Saved entries

━━━

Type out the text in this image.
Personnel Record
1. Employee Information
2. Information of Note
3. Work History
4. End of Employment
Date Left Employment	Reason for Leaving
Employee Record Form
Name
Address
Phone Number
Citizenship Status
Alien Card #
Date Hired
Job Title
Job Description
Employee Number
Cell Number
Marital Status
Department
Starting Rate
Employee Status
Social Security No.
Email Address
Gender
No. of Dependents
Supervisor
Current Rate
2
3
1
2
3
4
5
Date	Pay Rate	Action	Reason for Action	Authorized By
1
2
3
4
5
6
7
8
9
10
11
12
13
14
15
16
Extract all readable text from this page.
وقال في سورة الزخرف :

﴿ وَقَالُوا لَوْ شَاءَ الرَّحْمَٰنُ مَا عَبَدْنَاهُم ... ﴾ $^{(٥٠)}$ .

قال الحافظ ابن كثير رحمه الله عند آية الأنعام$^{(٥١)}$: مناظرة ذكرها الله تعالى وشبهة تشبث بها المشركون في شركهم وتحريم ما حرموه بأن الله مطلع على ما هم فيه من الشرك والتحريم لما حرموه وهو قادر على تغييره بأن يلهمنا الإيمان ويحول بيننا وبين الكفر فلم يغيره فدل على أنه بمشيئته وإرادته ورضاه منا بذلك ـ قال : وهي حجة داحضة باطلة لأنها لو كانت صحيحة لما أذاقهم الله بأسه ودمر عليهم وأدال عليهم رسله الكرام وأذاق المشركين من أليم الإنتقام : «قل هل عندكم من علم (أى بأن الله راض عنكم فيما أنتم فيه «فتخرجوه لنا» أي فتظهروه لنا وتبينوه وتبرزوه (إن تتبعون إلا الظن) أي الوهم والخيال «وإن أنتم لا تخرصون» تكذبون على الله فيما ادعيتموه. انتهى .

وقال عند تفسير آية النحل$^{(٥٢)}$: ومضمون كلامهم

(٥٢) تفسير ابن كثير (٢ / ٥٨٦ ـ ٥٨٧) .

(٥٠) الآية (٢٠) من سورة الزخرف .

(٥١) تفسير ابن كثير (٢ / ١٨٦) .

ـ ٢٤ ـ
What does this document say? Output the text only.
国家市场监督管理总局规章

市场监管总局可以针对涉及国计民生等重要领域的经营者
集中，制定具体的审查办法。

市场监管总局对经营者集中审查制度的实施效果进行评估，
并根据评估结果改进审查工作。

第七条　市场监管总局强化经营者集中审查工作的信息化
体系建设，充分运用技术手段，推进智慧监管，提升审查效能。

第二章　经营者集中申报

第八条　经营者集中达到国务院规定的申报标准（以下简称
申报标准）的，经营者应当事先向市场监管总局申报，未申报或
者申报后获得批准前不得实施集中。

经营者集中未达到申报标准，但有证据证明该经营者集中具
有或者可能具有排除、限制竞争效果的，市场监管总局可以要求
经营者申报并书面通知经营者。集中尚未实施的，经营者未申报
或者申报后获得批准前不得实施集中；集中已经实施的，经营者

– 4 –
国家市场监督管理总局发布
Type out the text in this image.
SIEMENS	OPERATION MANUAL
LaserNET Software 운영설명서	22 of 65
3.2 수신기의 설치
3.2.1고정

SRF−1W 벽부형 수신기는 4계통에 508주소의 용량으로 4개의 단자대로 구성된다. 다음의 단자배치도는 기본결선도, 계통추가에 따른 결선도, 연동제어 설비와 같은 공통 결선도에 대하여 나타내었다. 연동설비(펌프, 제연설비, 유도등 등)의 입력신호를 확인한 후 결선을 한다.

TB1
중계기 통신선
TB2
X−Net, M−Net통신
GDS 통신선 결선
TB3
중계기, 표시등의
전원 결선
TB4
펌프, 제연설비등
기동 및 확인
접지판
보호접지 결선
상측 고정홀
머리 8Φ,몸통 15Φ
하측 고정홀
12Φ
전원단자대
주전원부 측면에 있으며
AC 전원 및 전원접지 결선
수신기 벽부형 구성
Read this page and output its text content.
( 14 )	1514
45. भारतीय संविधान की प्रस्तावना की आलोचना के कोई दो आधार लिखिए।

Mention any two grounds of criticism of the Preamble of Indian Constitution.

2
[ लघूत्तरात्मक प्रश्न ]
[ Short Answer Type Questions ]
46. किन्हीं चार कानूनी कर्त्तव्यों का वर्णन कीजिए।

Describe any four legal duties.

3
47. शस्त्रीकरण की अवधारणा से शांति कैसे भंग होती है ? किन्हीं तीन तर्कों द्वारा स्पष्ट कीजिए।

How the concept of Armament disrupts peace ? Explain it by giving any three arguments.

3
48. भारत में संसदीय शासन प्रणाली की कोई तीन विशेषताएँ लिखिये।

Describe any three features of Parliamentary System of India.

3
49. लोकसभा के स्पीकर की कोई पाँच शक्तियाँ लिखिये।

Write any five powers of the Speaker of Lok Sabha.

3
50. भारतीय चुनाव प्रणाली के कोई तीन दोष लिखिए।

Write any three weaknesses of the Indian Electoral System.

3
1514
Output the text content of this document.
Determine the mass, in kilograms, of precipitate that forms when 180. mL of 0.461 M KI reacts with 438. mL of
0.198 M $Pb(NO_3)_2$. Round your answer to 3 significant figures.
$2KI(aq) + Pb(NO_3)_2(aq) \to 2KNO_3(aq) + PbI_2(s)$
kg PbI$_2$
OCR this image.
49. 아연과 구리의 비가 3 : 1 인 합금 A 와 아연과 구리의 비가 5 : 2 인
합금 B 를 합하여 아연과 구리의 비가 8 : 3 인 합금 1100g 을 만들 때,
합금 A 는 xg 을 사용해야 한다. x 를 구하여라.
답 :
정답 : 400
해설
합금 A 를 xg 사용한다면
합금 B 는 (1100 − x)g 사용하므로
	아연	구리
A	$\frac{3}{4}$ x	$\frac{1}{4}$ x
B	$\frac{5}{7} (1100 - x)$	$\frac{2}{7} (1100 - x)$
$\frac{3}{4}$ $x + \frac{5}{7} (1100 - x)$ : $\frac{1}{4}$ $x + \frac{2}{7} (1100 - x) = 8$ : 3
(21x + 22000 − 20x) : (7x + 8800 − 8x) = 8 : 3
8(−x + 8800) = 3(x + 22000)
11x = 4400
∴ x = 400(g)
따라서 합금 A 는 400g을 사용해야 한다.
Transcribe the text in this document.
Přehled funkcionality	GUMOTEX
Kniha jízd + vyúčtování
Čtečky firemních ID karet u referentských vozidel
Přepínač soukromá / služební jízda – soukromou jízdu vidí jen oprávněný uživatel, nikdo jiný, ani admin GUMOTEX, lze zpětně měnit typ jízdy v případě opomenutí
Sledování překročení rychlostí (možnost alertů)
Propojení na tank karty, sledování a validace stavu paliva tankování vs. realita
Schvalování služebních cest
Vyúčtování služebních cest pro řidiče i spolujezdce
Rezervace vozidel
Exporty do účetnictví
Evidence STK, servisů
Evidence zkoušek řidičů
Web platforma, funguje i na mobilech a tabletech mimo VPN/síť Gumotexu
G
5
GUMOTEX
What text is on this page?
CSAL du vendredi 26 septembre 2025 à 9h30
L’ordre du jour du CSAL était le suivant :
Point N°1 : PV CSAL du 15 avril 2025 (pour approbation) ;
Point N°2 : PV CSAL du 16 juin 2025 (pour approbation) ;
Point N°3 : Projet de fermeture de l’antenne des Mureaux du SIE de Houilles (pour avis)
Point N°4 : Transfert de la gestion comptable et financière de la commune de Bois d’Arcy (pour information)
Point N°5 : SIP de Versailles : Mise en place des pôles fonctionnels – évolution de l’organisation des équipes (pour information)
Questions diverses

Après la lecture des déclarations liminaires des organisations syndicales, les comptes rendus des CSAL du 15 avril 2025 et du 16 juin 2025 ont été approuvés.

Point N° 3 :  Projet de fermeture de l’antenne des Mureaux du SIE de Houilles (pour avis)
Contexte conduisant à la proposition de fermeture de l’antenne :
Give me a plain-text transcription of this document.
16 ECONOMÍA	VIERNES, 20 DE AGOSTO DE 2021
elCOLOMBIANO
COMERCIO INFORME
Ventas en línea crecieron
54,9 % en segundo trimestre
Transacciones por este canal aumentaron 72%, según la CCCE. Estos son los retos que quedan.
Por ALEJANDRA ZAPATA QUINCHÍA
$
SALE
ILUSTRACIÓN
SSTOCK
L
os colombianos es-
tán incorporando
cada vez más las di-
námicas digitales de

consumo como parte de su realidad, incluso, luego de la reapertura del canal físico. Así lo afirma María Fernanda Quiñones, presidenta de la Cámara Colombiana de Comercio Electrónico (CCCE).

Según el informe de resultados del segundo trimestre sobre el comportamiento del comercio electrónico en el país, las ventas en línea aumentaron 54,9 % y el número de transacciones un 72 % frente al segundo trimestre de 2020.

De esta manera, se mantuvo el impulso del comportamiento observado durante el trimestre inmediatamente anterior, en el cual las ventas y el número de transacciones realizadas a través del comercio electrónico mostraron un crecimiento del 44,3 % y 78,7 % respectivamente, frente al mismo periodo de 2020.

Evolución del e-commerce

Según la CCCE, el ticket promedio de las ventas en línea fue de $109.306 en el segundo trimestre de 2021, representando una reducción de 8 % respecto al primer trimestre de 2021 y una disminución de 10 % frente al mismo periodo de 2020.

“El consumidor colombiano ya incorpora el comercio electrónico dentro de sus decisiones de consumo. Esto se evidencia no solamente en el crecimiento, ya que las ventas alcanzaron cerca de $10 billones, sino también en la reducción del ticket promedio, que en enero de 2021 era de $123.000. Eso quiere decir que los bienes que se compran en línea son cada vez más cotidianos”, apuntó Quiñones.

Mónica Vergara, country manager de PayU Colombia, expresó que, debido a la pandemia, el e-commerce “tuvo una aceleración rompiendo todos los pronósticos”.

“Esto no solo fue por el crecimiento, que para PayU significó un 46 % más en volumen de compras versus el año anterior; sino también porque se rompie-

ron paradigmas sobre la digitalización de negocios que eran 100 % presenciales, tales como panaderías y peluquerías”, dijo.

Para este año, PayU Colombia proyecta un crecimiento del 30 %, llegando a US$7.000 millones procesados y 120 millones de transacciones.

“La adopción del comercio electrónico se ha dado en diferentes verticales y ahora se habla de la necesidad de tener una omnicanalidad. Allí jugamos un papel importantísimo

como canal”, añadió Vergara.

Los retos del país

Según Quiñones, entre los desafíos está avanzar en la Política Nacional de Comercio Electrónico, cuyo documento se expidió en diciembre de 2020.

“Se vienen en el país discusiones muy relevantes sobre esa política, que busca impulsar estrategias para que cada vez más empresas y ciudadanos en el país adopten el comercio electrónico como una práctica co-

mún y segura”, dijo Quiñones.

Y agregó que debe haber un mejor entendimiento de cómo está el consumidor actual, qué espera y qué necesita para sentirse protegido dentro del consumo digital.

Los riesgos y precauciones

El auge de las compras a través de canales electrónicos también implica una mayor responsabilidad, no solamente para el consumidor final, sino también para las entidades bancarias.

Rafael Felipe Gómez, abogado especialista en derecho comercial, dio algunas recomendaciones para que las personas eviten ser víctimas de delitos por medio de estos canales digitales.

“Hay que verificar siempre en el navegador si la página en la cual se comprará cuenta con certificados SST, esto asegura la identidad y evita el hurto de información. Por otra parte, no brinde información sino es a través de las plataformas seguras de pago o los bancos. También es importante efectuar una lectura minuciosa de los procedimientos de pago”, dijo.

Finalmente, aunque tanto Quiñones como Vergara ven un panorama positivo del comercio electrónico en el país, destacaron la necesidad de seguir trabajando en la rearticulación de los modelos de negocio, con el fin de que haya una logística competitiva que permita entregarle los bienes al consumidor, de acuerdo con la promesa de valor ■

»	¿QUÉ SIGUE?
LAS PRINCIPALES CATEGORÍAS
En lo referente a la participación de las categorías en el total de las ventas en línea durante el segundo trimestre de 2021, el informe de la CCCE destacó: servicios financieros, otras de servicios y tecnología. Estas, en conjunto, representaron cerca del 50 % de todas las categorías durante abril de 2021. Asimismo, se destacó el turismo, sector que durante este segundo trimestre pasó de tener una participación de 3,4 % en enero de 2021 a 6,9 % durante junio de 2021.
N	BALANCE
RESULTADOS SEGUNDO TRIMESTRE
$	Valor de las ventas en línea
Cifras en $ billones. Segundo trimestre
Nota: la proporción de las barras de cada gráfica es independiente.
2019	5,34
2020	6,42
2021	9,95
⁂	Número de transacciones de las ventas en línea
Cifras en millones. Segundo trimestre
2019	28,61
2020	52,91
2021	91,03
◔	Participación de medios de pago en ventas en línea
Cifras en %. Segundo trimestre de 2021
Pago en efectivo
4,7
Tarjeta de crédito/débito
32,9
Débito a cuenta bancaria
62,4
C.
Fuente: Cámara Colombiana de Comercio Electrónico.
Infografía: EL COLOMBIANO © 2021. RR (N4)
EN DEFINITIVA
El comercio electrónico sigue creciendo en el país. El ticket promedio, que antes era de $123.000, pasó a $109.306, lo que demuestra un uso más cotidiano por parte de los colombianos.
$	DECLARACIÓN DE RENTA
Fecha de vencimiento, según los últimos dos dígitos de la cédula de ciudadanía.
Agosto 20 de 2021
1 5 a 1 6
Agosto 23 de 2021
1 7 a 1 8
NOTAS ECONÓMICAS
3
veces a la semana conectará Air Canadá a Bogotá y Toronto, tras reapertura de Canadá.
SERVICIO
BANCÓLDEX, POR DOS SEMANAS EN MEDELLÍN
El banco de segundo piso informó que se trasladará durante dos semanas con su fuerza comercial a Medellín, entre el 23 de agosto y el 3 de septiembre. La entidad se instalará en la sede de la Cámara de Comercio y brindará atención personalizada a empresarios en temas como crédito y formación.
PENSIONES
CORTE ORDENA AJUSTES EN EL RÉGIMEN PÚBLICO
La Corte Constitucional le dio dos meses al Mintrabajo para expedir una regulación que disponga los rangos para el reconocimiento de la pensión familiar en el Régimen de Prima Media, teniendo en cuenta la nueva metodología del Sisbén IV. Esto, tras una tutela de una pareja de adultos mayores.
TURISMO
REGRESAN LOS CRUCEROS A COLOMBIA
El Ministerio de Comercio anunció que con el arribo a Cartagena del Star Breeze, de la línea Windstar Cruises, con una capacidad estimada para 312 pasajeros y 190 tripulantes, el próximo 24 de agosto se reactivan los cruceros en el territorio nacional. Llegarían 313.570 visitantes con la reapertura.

━━━

- [Requirement]
Gather up, from the records above, each line where the word "Date" appears.

- [Exercise response]
Date Left Employment	Reason for Leaving
Date Hired
Date	Pay Rate	Action	Reason for Action	Authorized By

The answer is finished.